Records about charts and figures
-- BEGIN --
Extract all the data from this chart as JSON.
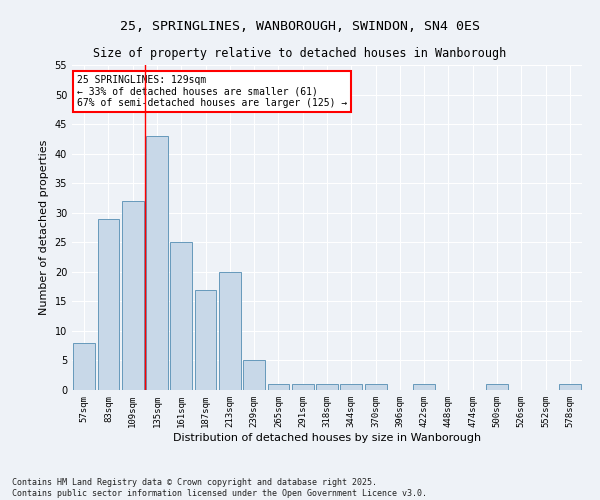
{
  "title1": "25, SPRINGLINES, WANBOROUGH, SWINDON, SN4 0ES",
  "title2": "Size of property relative to detached houses in Wanborough",
  "xlabel": "Distribution of detached houses by size in Wanborough",
  "ylabel": "Number of detached properties",
  "categories": [
    "57sqm",
    "83sqm",
    "109sqm",
    "135sqm",
    "161sqm",
    "187sqm",
    "213sqm",
    "239sqm",
    "265sqm",
    "291sqm",
    "318sqm",
    "344sqm",
    "370sqm",
    "396sqm",
    "422sqm",
    "448sqm",
    "474sqm",
    "500sqm",
    "526sqm",
    "552sqm",
    "578sqm"
  ],
  "values": [
    8,
    29,
    32,
    43,
    25,
    17,
    20,
    5,
    1,
    1,
    1,
    1,
    1,
    0,
    1,
    0,
    0,
    1,
    0,
    0,
    1
  ],
  "bar_color": "#c8d8e8",
  "bar_edge_color": "#6699bb",
  "redline_index": 2.5,
  "annotation_text": "25 SPRINGLINES: 129sqm\n← 33% of detached houses are smaller (61)\n67% of semi-detached houses are larger (125) →",
  "annotation_box_color": "white",
  "annotation_box_edge": "red",
  "footer": "Contains HM Land Registry data © Crown copyright and database right 2025.\nContains public sector information licensed under the Open Government Licence v3.0.",
  "ylim": [
    0,
    55
  ],
  "yticks": [
    0,
    5,
    10,
    15,
    20,
    25,
    30,
    35,
    40,
    45,
    50,
    55
  ],
  "background_color": "#eef2f7",
  "grid_color": "#ffffff",
  "title_fontsize": 9.5,
  "subtitle_fontsize": 8.5,
  "tick_fontsize": 6.5,
  "ylabel_fontsize": 8,
  "xlabel_fontsize": 8,
  "annotation_fontsize": 7,
  "footer_fontsize": 6
}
-- END --
| Task |
Each record must be quoted in full and exactly. Do not include the pictures.

| Exercise response |
Extract all the data from this chart as JSON.
{
  "title1": "25, SPRINGLINES, WANBOROUGH, SWINDON, SN4 0ES",
  "title2": "Size of property relative to detached houses in Wanborough",
  "xlabel": "Distribution of detached houses by size in Wanborough",
  "ylabel": "Number of detached properties",
  "categories": [
    "57sqm",
    "83sqm",
    "109sqm",
    "135sqm",
    "161sqm",
    "187sqm",
    "213sqm",
    "239sqm",
    "265sqm",
    "291sqm",
    "318sqm",
    "344sqm",
    "370sqm",
    "396sqm",
    "422sqm",
    "448sqm",
    "474sqm",
    "500sqm",
    "526sqm",
    "552sqm",
    "578sqm"
  ],
  "values": [
    8,
    29,
    32,
    43,
    25,
    17,
    20,
    5,
    1,
    1,
    1,
    1,
    1,
    0,
    1,
    0,
    0,
    1,
    0,
    0,
    1
  ],
  "bar_color": "#c8d8e8",
  "bar_edge_color": "#6699bb",
  "redline_index": 2.5,
  "annotation_text": "25 SPRINGLINES: 129sqm\n← 33% of detached houses are smaller (61)\n67% of semi-detached houses are larger (125) →",
  "annotation_box_color": "white",
  "annotation_box_edge": "red",
  "footer": "Contains HM Land Registry data © Crown copyright and database right 2025.\nContains public sector information licensed under the Open Government Licence v3.0.",
  "ylim": [
    0,
    55
  ],
  "yticks": [
    0,
    5,
    10,
    15,
    20,
    25,
    30,
    35,
    40,
    45,
    50,
    55
  ],
  "background_color": "#eef2f7",
  "grid_color": "#ffffff",
  "title_fontsize": 9.5,
  "subtitle_fontsize": 8.5,
  "tick_fontsize": 6.5,
  "ylabel_fontsize": 8,
  "xlabel_fontsize": 8,
  "annotation_fontsize": 7,
  "footer_fontsize": 6
}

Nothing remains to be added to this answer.